• Data for processing:
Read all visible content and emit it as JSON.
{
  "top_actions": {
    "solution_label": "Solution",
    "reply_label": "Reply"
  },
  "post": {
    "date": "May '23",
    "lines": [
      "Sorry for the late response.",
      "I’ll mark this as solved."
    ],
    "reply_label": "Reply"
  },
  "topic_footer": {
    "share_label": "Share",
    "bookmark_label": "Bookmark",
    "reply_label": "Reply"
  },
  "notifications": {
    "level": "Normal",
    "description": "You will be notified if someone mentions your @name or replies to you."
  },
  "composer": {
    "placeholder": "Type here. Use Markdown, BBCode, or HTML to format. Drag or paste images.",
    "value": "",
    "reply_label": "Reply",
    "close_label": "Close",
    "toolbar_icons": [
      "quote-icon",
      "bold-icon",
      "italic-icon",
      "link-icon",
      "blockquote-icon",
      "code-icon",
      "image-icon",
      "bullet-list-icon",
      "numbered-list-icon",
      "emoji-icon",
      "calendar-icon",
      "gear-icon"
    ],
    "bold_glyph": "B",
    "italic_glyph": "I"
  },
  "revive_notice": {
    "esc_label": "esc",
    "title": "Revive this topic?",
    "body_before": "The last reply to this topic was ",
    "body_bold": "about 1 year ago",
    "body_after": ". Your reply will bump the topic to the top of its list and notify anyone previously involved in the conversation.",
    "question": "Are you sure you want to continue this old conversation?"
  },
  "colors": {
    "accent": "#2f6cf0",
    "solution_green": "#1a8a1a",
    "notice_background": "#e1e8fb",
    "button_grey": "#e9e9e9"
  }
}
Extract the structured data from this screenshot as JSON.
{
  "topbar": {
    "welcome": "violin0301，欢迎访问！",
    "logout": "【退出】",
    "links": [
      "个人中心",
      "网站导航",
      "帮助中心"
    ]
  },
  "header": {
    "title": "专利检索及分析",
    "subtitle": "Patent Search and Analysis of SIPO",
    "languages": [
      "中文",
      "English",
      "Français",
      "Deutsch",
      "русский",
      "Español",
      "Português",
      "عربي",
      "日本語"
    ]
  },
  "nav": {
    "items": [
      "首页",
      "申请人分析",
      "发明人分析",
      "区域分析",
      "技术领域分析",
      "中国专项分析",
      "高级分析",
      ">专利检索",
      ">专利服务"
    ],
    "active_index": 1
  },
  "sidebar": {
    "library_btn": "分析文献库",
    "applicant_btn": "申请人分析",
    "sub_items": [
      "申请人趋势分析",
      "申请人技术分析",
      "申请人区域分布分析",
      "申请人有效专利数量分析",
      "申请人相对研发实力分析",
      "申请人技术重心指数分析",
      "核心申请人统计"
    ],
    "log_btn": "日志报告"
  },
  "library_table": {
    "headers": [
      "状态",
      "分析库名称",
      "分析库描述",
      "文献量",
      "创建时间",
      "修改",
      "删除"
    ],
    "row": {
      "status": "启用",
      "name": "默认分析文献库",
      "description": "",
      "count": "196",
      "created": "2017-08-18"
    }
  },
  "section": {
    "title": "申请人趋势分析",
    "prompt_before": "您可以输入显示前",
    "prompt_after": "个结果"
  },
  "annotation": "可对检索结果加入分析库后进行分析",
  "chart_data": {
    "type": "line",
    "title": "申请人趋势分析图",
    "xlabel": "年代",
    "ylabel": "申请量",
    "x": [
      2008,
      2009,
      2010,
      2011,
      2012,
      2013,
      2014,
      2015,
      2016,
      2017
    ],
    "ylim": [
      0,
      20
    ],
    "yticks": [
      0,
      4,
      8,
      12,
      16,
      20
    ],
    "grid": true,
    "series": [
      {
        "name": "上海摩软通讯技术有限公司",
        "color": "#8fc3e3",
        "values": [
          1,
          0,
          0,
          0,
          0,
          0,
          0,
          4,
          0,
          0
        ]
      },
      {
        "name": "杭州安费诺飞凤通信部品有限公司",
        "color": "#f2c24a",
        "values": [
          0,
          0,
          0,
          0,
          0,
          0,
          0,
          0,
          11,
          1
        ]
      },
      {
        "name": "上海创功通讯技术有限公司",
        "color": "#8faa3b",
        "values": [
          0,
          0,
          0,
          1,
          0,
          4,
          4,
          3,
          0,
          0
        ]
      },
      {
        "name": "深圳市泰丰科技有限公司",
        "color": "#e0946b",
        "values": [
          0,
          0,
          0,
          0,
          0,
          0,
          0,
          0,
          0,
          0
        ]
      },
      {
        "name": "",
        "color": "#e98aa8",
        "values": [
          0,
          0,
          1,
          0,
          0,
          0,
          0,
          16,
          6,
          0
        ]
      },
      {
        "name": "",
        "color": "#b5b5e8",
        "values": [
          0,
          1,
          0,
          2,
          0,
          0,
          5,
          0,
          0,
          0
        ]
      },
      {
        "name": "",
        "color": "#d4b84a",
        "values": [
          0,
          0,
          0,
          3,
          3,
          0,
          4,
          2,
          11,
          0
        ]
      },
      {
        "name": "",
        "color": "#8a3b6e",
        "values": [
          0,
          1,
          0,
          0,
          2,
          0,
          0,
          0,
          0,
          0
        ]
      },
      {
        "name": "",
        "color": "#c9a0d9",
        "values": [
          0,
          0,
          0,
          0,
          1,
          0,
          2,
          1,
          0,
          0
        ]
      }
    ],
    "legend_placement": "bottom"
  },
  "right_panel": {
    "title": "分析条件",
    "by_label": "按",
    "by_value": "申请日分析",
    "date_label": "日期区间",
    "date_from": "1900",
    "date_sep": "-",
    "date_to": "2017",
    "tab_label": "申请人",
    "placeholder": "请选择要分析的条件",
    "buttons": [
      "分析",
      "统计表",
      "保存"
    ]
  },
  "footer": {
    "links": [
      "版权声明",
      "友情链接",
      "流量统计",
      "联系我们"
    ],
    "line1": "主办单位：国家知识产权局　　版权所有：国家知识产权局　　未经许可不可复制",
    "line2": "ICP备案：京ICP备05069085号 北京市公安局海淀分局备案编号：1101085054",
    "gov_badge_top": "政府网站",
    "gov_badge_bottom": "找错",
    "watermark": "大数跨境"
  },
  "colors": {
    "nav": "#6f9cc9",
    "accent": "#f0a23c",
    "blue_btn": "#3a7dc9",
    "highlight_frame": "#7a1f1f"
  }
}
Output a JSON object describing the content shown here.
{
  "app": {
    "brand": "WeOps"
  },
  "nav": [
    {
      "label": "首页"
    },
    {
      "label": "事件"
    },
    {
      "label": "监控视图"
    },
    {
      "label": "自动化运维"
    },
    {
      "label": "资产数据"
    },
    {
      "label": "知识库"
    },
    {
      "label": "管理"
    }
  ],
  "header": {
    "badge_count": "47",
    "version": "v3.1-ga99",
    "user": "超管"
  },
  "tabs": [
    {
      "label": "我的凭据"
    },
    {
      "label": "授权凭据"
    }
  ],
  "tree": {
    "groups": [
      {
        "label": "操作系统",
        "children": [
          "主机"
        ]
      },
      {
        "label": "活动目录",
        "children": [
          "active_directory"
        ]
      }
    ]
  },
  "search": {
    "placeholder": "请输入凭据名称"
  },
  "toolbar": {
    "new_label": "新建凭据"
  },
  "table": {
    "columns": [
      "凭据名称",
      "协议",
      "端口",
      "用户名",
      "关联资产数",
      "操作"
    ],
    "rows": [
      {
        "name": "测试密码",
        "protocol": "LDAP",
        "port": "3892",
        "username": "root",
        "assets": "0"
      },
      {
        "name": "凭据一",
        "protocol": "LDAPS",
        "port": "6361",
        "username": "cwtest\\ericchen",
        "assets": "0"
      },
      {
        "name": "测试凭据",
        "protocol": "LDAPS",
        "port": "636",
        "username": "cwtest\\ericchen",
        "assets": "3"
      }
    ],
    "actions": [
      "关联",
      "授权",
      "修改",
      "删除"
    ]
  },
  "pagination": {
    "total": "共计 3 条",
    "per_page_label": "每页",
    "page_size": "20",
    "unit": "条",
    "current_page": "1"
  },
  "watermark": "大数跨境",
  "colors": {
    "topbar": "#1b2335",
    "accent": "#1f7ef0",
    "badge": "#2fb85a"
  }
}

• Your instructions: Copy each line of the preceding data that contains the string "placeholder".

• Result:
    "placeholder": "Type here. Use Markdown, BBCode, or HTML to format. Drag or paste images.",
    "placeholder": "请选择要分析的条件",
    "placeholder": "请输入凭据名称"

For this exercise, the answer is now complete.